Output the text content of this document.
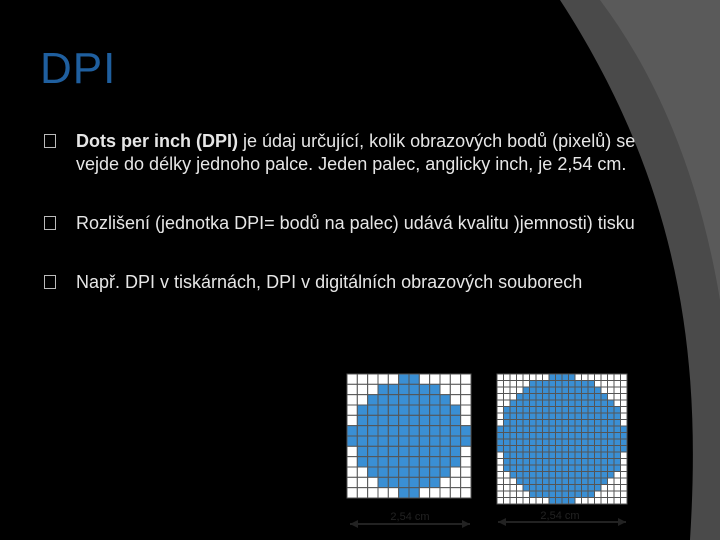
DPI
Dots per inch (DPI) je údaj určující, kolik obrazových bodů (pixelů) se vejde do délky jednoho palce. Jeden palec, anglicky inch, je 2,54 cm.
Rozlišení (jednotka DPI= bodů na palec) udává kvalitu )jemnosti) tisku
Např. DPI v tiskárnách, DPI v digitálních obrazových souborech
2,54 cm	2,54 cm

Stated goal: Give all the lines above again, character for character, without pictures.

Result:
Output the text content of this document.
DPI
Dots per inch (DPI) je údaj určující, kolik obrazových bodů (pixelů) se vejde do délky jednoho palce. Jeden palec, anglicky inch, je 2,54 cm.
Rozlišení (jednotka DPI= bodů na palec) udává kvalitu )jemnosti) tisku
Např. DPI v tiskárnách, DPI v digitálních obrazových souborech
2,54 cm	2,54 cm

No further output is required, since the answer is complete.